ABOUT THIS EXERCISE: All lines in the data bearing the string "aprofundada" should be identified and copied.
*** DATA TO EXAMINE ***
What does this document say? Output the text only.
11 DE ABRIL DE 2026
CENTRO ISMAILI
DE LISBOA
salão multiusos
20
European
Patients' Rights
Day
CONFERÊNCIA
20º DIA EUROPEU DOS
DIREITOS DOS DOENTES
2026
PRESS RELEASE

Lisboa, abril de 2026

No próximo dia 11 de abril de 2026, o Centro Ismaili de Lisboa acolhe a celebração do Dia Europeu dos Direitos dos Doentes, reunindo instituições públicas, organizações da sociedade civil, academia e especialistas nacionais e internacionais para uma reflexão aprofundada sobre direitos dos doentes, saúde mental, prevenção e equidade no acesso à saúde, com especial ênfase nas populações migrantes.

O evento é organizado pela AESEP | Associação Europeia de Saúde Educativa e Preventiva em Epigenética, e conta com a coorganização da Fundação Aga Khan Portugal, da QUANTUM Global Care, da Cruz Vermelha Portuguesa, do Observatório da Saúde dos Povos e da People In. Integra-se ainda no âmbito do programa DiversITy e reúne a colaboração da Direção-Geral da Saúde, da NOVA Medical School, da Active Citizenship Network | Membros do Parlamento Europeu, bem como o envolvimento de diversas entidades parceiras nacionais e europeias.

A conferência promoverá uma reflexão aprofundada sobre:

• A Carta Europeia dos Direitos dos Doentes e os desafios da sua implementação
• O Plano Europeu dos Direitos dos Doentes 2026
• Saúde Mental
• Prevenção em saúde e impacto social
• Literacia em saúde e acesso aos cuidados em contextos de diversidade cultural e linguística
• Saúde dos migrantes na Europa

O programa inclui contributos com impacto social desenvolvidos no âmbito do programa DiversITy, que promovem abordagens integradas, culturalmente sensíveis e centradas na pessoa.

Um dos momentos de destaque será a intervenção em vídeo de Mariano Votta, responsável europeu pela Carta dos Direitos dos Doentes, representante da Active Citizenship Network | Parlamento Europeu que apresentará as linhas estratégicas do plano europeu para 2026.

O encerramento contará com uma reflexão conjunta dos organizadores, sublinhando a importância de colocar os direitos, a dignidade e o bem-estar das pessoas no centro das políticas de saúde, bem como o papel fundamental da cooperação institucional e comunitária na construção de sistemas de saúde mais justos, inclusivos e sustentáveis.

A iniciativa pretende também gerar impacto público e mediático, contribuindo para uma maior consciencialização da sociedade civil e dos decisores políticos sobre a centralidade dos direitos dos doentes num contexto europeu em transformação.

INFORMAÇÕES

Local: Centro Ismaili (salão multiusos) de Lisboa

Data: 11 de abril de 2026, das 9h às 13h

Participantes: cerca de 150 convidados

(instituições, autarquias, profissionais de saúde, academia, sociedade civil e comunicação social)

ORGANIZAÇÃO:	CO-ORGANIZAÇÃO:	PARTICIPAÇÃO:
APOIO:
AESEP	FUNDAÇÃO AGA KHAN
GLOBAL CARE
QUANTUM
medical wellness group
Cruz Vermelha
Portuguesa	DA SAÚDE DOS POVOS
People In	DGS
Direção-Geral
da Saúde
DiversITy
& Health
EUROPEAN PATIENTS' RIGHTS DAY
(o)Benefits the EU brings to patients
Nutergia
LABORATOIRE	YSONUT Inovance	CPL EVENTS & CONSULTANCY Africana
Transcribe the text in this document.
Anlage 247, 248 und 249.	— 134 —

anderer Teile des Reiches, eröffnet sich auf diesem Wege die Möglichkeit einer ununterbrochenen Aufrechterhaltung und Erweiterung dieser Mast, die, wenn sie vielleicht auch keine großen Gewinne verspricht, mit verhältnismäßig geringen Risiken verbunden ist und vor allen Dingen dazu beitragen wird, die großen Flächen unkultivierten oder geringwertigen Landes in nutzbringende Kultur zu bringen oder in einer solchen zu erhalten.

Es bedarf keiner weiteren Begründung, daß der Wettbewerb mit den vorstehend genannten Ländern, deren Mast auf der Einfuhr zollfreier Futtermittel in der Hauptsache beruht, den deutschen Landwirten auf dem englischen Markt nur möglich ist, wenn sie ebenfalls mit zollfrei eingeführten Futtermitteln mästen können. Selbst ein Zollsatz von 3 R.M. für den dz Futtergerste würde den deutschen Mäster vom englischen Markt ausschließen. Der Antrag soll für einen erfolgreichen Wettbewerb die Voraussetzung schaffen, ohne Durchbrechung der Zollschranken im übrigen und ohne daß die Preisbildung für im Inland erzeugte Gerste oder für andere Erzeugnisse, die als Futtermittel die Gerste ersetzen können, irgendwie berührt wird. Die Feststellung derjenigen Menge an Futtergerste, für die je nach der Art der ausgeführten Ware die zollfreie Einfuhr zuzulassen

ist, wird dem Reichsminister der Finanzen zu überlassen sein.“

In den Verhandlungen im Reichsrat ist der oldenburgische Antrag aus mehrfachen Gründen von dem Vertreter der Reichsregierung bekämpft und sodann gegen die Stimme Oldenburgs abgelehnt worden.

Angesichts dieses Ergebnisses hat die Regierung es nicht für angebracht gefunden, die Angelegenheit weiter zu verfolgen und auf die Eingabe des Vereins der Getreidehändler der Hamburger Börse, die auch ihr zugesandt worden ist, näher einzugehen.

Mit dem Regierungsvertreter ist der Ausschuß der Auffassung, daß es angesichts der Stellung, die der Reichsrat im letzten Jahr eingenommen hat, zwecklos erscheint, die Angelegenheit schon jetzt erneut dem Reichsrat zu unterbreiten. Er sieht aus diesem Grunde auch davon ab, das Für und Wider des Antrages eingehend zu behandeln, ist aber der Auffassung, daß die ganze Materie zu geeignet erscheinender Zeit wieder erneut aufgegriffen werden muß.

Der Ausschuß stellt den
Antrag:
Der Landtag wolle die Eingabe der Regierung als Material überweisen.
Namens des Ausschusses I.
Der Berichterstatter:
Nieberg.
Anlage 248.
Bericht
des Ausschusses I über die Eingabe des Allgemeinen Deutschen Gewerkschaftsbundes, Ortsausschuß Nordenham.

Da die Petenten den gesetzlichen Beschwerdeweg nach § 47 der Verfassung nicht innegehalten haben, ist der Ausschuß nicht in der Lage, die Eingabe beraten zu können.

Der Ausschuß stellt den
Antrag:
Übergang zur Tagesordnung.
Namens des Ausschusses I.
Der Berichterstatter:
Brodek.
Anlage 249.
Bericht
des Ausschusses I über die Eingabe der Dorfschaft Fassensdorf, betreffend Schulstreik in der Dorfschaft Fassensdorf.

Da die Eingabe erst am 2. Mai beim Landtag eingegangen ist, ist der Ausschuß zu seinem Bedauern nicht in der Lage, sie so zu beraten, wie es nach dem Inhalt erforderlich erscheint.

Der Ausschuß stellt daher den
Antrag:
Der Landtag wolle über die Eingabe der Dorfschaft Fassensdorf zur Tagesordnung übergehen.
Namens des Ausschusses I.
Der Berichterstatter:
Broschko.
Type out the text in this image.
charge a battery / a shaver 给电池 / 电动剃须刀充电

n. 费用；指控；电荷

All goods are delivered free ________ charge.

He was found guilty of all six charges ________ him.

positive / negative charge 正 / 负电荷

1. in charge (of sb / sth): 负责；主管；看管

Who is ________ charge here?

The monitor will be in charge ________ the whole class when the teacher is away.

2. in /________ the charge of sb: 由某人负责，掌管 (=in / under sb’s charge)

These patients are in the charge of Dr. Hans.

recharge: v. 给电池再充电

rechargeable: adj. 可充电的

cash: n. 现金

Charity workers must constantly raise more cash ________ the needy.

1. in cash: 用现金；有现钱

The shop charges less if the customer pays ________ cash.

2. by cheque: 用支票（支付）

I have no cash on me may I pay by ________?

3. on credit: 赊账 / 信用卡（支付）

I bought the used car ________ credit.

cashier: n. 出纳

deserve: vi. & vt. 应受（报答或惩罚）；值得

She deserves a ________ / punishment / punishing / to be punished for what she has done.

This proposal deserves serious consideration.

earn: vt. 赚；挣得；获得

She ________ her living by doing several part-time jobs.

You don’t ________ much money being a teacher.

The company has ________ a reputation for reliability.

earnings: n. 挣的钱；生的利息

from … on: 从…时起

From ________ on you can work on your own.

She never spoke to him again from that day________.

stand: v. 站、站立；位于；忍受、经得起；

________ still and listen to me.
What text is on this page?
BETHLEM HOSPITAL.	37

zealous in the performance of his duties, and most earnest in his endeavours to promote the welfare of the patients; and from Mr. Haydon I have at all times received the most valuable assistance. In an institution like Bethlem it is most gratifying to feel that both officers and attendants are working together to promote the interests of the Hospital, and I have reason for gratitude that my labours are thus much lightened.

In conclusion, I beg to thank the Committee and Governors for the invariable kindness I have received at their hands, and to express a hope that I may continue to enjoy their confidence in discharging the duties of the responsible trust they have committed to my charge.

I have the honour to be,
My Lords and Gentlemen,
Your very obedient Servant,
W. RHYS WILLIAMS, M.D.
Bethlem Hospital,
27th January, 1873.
*** End of DATA TO EXAMINE ***
OUTPUT FOR THIS TASK:
No próximo dia 11 de abril de 2026, o Centro Ismaili de Lisboa acolhe a celebração do Dia Europeu dos Direitos dos Doentes, reunindo instituições públicas, organizações da sociedade civil, academia e especialistas nacionais e internacionais para uma reflexão aprofundada sobre direitos dos doentes, saúde mental, prevenção e equidade no acesso à saúde, com especial ênfase nas populações migrantes.
A conferência promoverá uma reflexão aprofundada sobre:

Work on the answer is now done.